A block of data
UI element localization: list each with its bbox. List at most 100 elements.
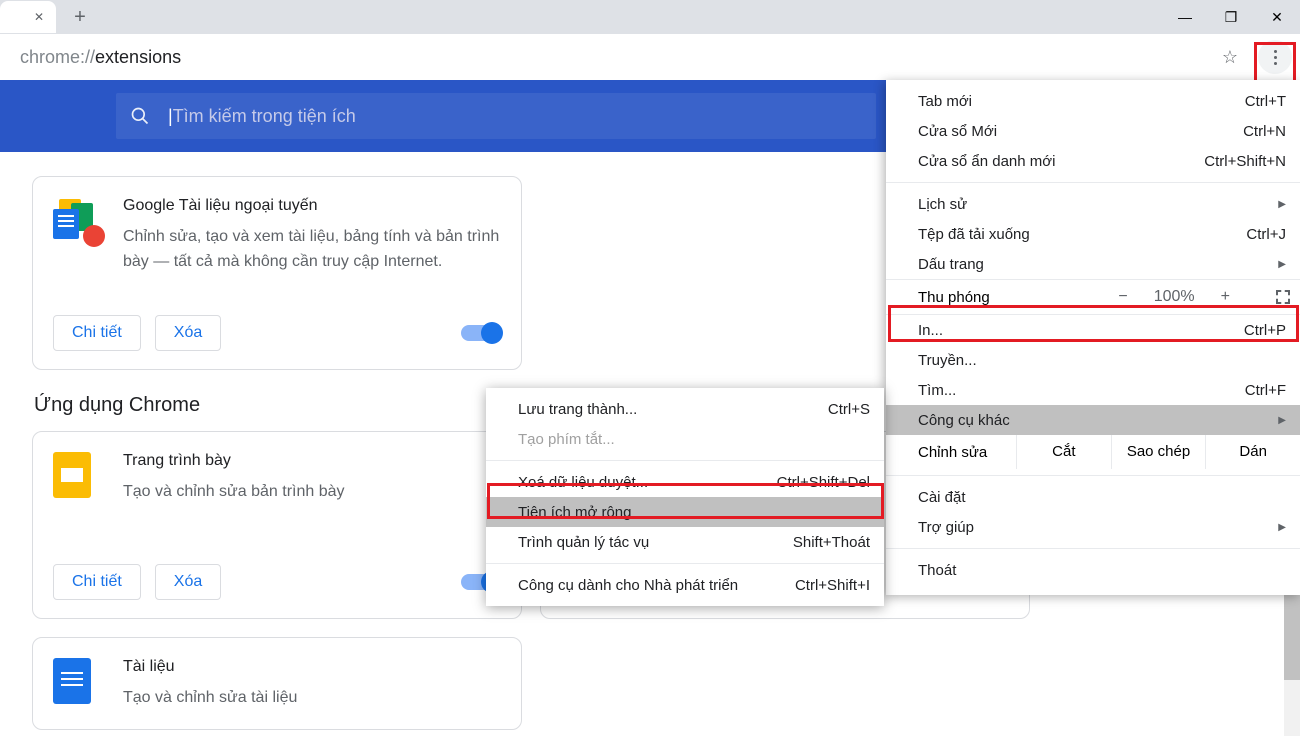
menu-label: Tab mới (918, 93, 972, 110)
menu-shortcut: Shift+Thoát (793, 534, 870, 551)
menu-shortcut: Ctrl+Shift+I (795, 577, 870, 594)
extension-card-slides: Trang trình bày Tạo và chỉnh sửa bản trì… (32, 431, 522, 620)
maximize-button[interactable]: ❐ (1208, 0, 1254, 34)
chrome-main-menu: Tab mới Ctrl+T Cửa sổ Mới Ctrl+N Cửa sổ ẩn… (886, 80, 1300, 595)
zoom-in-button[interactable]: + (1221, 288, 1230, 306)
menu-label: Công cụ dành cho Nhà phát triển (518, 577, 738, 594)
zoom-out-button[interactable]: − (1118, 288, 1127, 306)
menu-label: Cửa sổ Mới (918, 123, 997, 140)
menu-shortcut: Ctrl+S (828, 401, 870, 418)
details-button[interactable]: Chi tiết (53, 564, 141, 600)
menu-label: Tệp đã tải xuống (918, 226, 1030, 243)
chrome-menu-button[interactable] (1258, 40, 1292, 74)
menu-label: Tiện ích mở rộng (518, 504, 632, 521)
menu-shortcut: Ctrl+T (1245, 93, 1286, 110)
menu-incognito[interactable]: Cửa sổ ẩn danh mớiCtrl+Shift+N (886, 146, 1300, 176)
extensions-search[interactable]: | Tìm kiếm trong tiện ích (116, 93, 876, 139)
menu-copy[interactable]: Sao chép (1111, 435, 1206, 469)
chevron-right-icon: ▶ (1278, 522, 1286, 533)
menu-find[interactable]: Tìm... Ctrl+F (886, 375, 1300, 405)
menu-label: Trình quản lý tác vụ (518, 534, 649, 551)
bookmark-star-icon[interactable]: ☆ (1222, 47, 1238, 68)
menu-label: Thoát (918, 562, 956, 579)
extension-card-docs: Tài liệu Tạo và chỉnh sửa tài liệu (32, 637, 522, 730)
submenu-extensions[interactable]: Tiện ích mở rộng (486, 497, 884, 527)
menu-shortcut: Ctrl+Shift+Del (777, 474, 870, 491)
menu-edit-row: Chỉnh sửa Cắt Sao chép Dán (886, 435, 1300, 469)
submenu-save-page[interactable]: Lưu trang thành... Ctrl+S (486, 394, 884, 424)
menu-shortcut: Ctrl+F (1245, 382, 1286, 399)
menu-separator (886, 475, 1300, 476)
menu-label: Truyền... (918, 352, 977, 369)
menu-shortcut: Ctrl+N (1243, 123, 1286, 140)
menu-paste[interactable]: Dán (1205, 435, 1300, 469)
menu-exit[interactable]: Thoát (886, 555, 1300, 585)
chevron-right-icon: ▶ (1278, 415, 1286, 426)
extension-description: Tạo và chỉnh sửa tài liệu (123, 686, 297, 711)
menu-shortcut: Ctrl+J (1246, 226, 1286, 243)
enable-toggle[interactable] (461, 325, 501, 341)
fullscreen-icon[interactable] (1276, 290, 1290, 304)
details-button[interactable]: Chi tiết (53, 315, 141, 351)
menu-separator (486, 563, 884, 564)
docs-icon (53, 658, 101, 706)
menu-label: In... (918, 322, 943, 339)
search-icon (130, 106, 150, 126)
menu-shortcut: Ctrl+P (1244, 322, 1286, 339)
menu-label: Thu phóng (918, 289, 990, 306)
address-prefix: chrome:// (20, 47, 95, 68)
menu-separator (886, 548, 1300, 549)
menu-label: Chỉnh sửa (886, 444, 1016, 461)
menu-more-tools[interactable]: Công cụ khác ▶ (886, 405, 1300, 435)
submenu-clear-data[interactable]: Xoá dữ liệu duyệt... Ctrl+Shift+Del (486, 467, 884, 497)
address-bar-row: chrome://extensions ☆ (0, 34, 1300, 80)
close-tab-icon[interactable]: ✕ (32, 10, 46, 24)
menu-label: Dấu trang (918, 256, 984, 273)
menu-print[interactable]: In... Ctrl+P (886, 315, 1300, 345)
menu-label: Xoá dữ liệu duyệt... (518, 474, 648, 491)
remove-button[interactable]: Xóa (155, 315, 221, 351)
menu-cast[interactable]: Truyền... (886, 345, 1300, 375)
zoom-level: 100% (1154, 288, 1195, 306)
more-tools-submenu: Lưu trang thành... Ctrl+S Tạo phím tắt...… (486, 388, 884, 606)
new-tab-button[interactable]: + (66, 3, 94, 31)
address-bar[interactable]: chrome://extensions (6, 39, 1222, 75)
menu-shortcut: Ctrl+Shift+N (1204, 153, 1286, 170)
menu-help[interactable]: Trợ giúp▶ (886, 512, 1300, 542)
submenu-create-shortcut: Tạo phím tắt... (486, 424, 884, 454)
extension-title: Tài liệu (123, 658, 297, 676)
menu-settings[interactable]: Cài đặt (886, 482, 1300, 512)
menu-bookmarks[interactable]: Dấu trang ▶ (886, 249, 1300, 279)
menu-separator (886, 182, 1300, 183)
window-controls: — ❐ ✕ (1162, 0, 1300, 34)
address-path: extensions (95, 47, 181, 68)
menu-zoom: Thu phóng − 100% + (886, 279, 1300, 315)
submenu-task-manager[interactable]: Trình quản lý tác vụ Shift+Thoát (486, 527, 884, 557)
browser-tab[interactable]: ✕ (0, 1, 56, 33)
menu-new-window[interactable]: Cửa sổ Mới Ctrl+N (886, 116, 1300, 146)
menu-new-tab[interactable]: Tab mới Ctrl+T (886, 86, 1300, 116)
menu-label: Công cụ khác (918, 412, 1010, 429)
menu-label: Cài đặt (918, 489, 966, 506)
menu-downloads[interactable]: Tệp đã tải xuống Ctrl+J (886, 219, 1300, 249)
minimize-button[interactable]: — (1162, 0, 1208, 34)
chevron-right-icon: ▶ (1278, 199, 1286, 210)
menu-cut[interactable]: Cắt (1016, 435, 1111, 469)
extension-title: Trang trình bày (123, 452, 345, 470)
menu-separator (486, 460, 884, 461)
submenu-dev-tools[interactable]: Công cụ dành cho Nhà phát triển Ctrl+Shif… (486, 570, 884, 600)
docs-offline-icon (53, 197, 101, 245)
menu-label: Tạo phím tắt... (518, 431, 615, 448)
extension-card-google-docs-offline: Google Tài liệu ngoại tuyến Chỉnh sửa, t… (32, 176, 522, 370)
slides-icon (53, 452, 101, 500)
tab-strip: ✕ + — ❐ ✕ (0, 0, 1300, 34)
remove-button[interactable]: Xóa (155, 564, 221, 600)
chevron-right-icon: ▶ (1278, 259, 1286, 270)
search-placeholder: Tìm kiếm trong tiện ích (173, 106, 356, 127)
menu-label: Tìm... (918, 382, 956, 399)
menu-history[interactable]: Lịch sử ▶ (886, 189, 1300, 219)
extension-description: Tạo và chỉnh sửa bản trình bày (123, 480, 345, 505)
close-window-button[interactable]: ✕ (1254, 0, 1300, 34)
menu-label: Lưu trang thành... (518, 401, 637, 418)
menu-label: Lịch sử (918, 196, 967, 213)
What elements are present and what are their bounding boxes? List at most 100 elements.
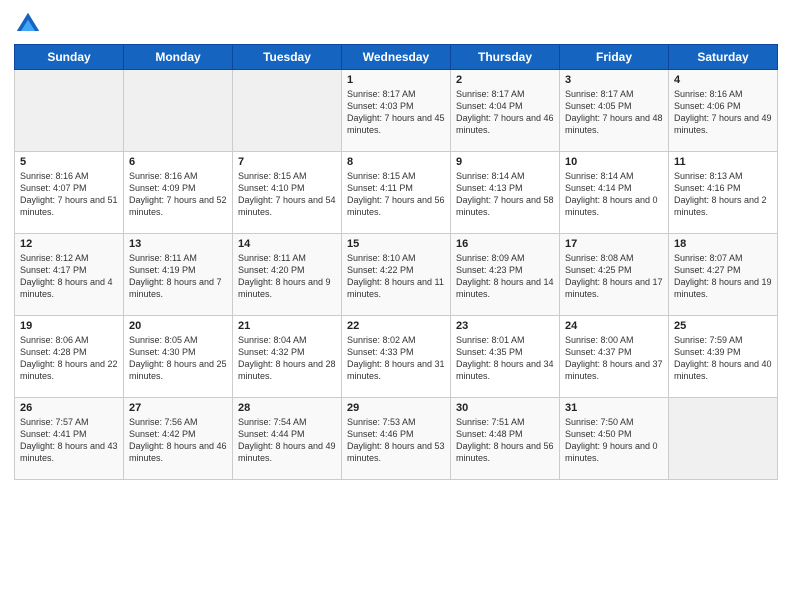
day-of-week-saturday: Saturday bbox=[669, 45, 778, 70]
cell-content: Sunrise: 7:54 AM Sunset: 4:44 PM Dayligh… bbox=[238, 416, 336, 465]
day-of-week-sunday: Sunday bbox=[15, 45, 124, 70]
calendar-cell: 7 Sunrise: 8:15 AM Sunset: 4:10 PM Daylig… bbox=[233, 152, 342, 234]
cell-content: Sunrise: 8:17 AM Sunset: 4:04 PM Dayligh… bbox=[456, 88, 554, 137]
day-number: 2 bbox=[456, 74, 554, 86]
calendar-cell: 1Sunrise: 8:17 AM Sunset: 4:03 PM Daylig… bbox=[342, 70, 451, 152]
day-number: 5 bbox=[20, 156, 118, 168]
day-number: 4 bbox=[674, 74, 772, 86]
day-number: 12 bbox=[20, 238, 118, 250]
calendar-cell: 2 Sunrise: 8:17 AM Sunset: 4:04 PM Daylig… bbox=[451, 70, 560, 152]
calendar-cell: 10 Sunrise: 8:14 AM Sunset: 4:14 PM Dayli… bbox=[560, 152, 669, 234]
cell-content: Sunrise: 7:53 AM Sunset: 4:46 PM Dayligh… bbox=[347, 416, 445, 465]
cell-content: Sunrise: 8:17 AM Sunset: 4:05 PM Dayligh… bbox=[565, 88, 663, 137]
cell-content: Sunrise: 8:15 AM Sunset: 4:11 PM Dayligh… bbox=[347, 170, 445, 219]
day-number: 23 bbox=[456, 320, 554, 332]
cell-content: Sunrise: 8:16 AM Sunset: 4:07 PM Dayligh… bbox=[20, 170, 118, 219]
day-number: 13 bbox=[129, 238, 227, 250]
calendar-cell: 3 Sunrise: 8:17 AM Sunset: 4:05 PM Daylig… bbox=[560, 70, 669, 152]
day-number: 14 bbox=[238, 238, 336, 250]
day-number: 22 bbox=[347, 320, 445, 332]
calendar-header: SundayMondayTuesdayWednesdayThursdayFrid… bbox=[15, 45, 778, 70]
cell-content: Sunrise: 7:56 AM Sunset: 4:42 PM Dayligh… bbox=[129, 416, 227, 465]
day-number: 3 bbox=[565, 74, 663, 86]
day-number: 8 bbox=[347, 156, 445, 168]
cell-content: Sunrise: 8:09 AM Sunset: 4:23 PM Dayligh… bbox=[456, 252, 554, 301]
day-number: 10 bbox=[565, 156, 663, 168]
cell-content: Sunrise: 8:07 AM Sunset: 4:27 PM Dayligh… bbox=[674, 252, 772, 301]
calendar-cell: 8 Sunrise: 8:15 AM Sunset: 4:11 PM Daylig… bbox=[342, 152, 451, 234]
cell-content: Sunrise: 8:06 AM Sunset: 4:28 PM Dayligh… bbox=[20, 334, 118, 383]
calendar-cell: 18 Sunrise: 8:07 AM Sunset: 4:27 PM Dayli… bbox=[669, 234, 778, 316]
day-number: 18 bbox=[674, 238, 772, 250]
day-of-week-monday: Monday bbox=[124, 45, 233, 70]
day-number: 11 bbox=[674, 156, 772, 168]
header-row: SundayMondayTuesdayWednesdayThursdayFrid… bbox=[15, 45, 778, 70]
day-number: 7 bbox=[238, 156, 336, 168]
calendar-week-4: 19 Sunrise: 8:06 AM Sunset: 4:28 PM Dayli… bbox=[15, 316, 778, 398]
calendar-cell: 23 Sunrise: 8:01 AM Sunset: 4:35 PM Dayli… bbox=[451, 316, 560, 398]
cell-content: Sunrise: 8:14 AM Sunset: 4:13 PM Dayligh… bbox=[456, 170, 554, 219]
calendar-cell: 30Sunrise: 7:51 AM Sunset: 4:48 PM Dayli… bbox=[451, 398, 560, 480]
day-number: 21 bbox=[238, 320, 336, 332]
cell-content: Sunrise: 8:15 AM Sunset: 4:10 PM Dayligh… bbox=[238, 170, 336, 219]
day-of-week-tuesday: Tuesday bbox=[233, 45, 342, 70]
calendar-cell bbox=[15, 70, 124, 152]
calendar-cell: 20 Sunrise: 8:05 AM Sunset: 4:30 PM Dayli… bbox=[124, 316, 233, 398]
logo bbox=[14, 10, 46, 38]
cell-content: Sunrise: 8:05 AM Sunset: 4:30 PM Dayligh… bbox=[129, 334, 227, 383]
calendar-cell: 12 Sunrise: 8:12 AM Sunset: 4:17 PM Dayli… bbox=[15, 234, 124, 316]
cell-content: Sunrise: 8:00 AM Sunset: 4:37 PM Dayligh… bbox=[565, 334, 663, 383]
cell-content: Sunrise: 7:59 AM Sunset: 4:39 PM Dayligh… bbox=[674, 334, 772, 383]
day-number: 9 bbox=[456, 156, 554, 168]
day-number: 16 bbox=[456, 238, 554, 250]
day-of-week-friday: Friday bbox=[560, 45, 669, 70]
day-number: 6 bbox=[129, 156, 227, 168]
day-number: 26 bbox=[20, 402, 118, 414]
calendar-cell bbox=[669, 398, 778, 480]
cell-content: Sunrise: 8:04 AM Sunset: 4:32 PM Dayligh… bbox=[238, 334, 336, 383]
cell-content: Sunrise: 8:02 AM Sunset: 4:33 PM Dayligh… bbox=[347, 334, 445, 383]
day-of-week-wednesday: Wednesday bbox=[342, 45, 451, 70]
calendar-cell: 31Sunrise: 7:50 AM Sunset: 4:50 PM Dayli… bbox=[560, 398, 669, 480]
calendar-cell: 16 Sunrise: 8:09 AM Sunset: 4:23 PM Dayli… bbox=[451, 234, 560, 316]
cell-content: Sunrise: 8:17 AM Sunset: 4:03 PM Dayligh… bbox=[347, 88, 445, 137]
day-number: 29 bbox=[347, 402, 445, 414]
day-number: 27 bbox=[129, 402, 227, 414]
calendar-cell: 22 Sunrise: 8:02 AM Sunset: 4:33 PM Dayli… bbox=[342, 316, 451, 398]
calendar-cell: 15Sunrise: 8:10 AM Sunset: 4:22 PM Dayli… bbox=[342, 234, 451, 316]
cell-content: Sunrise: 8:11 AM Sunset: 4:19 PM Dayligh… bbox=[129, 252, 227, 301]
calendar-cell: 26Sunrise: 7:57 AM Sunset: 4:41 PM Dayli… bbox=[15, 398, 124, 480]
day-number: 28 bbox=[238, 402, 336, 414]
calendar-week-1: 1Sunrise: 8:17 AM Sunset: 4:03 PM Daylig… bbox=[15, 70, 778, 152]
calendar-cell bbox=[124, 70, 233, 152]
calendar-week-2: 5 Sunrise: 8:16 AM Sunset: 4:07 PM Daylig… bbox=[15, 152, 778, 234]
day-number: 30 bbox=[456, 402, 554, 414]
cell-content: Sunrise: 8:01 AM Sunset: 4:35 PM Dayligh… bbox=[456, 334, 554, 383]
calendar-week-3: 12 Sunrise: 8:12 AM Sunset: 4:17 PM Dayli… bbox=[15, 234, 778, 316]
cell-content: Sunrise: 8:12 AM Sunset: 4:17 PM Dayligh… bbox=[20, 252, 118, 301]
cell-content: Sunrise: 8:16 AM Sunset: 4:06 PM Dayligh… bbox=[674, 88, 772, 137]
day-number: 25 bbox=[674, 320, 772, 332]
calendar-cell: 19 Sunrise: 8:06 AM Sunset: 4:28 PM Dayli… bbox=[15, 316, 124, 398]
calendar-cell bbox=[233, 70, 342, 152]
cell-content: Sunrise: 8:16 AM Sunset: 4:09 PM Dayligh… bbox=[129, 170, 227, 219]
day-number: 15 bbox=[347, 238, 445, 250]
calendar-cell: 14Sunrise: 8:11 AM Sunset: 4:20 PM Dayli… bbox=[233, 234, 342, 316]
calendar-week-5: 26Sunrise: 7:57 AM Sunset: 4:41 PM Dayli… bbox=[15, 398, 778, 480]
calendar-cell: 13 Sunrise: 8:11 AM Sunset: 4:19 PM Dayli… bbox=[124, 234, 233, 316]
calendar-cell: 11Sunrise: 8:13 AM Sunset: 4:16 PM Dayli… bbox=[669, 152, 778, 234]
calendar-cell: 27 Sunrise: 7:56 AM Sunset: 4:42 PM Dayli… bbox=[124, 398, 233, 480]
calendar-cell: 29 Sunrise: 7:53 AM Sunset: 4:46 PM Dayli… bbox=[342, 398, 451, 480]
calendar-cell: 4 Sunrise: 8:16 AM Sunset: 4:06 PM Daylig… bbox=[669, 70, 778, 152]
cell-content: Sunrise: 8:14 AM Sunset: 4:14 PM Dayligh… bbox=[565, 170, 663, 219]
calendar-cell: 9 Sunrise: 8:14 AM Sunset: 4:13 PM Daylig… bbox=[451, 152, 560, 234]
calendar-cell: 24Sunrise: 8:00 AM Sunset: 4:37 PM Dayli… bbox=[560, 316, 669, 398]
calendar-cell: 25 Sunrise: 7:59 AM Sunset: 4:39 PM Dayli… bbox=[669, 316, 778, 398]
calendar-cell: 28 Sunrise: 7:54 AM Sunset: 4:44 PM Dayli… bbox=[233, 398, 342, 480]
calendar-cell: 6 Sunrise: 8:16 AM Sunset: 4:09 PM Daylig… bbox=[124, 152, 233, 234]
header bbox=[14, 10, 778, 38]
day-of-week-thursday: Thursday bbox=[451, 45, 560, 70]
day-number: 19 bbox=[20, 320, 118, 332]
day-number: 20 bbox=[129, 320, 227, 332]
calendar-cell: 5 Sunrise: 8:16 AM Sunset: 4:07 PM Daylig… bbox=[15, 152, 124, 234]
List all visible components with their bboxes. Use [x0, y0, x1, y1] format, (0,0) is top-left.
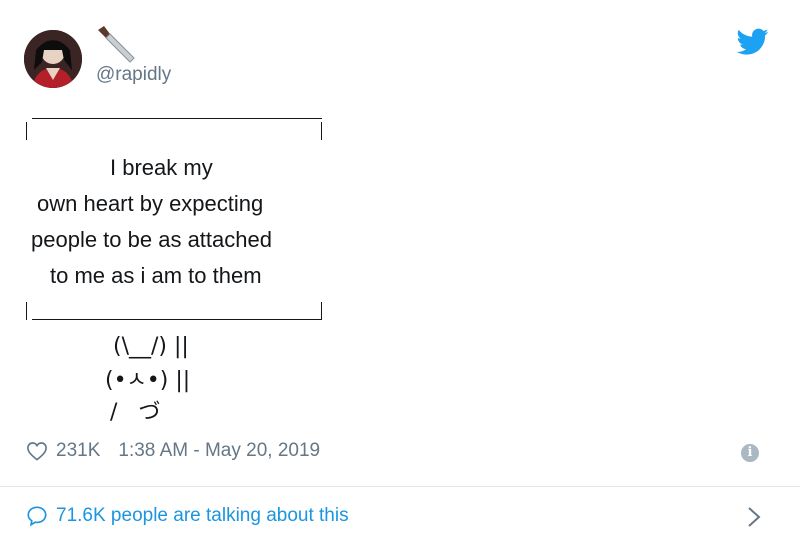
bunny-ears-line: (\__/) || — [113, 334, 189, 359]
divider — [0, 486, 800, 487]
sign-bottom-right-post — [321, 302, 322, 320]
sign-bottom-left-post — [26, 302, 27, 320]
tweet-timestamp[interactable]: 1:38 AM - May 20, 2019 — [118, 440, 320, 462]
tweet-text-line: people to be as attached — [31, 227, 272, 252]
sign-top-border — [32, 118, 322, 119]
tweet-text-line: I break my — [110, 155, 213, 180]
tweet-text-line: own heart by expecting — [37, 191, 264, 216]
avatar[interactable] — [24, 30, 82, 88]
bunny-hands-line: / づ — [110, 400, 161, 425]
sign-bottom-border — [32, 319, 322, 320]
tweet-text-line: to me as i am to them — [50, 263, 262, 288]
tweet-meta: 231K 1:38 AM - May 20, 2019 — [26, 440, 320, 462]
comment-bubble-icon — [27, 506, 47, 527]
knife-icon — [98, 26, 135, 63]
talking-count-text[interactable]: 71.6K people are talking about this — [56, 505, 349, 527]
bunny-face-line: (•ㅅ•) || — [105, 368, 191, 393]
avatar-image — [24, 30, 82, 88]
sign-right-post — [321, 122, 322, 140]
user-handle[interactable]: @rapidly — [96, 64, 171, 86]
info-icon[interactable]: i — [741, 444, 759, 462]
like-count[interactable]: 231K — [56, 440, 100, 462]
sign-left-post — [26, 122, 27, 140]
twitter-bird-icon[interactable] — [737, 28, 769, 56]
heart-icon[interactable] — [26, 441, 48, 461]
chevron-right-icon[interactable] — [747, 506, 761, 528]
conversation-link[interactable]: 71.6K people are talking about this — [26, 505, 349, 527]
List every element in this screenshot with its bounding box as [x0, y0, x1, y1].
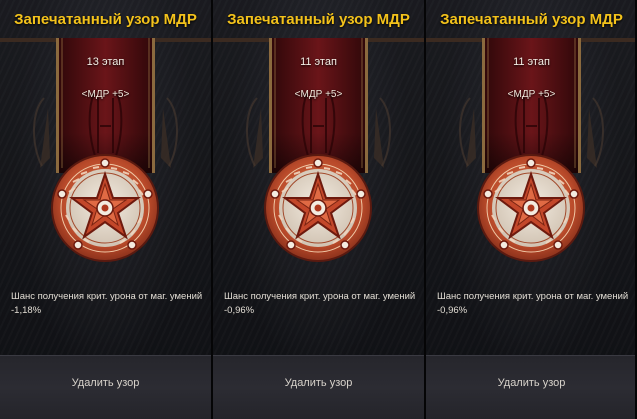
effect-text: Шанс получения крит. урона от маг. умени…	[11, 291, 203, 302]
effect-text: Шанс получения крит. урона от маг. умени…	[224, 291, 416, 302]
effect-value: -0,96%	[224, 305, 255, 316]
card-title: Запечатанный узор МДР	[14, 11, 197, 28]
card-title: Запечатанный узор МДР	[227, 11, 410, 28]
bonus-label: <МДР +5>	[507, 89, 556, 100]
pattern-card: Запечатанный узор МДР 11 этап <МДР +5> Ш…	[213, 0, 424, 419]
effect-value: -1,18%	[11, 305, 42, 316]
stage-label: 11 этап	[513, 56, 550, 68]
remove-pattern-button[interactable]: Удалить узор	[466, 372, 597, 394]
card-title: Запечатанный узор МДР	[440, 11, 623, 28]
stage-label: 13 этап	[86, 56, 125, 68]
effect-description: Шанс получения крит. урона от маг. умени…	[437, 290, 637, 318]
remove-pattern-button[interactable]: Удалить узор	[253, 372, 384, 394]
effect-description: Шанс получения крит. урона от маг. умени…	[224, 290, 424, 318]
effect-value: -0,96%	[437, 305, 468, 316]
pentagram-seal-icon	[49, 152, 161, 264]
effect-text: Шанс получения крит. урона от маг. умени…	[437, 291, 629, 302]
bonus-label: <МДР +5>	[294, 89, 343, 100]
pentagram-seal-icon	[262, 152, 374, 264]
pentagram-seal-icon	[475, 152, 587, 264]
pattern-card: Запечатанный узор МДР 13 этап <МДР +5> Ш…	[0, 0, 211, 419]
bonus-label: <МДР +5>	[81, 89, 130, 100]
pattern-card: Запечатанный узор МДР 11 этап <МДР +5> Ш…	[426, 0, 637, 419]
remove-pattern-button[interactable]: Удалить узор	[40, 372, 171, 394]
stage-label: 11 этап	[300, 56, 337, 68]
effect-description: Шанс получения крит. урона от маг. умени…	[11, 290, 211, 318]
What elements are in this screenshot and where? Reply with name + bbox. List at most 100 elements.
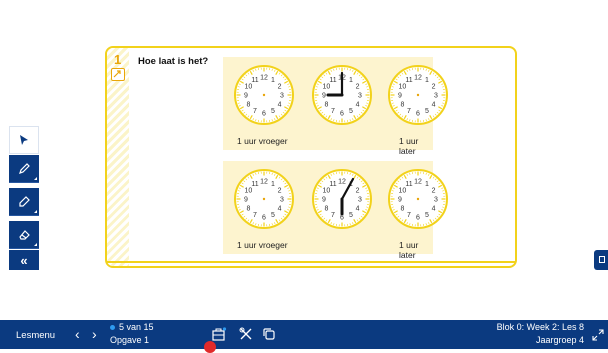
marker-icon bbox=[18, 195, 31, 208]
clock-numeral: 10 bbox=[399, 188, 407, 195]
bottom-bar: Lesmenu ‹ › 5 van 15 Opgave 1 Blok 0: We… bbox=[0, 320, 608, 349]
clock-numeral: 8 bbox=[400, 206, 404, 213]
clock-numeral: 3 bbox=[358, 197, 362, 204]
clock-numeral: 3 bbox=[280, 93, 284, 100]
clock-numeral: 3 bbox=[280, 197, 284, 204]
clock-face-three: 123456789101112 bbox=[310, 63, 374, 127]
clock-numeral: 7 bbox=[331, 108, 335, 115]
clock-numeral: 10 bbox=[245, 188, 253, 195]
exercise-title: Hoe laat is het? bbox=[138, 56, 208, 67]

→ Work to be completed
Please return every line from the block of data above that contains the word "dành", treating case as significant.

→ Reply
menu-label: Công cụ dành cho Nhà phát triển (518, 577, 738, 594)
submenu-dev-tools[interactable]: Công cụ dành cho Nhà phát triển Ctrl+Shif… (486, 570, 884, 600)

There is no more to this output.